■ **YOUR GOAL**:
Identify each line containing the word "没有新物质生成" and copy it.

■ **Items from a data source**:
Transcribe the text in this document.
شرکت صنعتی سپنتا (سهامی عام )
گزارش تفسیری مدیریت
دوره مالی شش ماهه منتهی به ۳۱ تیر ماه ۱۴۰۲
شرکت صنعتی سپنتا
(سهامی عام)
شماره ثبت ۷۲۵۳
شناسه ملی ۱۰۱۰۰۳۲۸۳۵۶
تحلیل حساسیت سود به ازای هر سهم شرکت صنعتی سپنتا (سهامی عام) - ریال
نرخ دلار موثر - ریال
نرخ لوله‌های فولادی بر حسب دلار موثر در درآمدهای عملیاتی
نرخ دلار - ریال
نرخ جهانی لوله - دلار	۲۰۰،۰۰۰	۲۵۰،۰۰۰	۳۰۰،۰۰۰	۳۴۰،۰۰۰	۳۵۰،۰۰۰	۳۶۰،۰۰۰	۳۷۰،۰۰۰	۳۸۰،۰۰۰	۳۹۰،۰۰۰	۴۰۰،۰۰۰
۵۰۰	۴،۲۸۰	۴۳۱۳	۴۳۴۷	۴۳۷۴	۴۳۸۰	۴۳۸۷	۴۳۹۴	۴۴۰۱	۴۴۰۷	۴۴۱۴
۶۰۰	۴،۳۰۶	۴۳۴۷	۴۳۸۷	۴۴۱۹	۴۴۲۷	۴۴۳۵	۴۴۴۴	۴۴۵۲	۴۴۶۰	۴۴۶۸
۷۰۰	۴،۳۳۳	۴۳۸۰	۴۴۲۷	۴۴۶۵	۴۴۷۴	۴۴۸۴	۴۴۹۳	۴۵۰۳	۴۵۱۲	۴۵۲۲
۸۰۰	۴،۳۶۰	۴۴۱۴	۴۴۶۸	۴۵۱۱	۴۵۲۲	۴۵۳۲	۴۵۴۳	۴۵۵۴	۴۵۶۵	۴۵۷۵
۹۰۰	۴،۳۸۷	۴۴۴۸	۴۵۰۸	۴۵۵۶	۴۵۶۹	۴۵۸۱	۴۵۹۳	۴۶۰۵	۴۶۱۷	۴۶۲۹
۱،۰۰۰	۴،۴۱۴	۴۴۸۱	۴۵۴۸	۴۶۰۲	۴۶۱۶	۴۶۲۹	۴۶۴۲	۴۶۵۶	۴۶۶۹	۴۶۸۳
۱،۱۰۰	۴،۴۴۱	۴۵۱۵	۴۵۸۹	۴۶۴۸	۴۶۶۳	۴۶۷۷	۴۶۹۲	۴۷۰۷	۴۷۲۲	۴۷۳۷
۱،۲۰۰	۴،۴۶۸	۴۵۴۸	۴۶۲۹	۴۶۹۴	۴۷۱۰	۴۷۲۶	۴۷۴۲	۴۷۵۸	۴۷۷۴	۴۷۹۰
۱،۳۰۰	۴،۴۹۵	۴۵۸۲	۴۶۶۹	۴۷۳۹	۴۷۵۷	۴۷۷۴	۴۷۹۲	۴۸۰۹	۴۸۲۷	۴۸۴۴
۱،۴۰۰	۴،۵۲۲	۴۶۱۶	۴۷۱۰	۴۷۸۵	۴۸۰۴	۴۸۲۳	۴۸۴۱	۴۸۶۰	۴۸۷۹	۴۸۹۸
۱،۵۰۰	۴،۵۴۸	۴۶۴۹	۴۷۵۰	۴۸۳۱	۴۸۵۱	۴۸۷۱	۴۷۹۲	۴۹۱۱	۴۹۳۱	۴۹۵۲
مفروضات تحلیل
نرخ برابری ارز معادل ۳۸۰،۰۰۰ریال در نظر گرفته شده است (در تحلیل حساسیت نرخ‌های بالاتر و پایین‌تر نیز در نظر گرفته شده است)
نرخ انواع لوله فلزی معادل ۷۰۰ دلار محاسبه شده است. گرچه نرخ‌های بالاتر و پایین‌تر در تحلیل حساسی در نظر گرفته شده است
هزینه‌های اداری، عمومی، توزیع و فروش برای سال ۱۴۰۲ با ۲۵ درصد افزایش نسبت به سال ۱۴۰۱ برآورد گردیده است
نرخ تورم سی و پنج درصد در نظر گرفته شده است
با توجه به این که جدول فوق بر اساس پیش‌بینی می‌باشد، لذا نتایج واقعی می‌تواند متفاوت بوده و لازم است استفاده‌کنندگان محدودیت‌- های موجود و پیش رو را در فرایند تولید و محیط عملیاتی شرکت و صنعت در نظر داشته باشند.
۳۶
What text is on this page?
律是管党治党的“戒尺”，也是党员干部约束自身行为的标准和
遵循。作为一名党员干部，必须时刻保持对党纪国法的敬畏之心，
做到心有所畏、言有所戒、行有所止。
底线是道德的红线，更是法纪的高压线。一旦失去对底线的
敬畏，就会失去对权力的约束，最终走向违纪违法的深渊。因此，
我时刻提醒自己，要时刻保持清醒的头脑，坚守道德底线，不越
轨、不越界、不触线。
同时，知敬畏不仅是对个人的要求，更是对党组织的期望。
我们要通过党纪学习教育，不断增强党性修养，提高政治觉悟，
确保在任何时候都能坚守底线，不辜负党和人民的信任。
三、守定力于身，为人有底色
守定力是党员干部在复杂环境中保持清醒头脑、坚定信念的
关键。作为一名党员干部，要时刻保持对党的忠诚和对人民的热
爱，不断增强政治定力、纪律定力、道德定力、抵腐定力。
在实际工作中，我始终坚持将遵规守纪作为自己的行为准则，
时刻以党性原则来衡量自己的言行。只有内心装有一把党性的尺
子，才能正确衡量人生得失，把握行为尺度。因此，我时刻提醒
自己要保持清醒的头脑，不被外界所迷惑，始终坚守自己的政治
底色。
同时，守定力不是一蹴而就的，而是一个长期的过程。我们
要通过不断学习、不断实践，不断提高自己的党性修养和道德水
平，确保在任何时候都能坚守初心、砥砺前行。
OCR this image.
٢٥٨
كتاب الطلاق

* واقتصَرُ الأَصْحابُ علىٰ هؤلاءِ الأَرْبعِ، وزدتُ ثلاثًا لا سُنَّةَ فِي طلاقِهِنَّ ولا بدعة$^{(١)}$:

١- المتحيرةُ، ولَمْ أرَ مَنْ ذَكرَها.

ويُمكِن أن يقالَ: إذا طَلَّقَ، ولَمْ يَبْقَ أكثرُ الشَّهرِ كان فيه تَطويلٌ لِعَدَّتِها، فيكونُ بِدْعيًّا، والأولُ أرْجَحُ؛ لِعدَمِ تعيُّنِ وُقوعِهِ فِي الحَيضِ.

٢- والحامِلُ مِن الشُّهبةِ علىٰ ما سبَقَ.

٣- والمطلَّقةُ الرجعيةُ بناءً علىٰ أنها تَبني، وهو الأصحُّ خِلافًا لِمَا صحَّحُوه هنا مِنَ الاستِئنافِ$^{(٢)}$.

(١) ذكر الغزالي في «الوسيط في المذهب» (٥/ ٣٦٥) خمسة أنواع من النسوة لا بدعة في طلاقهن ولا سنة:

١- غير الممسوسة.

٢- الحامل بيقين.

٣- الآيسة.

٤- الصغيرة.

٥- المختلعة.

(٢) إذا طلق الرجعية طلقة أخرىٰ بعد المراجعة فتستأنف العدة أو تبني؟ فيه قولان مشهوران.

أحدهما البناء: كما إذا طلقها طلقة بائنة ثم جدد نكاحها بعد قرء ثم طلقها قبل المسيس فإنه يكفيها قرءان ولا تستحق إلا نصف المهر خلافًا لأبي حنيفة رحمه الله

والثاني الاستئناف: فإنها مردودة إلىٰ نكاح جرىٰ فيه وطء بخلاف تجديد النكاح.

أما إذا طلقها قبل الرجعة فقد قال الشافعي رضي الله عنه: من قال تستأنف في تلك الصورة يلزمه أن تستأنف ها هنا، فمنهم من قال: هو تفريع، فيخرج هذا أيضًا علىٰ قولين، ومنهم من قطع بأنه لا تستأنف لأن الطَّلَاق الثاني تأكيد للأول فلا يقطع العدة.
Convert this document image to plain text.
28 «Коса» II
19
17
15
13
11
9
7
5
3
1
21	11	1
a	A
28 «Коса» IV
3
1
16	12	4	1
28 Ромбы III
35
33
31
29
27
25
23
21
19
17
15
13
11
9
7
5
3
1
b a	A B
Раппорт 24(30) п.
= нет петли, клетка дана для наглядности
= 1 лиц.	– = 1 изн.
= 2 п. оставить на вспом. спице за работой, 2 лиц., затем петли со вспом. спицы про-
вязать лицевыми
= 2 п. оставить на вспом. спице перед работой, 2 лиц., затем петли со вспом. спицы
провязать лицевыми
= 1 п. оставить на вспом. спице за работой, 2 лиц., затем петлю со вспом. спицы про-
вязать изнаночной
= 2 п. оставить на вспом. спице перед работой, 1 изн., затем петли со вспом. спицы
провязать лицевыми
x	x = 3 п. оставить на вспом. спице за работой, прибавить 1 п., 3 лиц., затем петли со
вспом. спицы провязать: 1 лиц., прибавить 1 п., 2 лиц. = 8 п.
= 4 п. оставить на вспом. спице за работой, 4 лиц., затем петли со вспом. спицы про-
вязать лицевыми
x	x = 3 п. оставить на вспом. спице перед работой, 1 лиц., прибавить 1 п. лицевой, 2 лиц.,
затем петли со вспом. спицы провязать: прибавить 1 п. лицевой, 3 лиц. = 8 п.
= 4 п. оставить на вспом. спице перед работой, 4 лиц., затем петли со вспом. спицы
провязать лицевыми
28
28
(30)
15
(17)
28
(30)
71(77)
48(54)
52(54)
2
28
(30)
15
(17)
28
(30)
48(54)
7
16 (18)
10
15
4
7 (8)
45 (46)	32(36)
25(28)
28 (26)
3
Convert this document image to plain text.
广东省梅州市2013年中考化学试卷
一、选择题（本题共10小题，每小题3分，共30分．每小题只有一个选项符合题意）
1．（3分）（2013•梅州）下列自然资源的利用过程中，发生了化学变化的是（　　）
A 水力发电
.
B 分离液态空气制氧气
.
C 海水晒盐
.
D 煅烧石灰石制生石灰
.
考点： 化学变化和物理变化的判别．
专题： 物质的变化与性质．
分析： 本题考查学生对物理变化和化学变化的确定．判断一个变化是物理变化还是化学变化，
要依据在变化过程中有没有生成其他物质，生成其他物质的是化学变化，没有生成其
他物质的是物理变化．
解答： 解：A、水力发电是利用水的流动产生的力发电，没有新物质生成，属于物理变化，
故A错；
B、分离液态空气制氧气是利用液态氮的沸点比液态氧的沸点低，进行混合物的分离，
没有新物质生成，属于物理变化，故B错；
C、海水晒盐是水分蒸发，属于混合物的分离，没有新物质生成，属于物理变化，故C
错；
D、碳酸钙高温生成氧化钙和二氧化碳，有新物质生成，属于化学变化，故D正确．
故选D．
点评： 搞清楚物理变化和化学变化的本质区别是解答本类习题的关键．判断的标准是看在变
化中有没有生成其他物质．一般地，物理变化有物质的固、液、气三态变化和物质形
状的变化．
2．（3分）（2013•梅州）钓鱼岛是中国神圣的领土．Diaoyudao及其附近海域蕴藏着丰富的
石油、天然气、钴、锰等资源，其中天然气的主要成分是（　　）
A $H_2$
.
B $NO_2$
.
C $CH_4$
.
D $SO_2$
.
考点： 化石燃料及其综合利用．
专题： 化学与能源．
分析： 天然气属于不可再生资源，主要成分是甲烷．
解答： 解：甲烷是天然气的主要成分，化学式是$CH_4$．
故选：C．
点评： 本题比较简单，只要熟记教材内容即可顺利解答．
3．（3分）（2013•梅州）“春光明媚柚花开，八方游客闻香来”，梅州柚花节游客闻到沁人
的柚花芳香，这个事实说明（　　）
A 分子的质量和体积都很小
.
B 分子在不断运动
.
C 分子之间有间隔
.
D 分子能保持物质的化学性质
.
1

■ **SOLUTION TO THIS EXERCISE**:
解答： 解：A、水力发电是利用水的流动产生的力发电，没有新物质生成，属于物理变化，
没有新物质生成，属于物理变化，故B错；
C、海水晒盐是水分蒸发，属于混合物的分离，没有新物质生成，属于物理变化，故C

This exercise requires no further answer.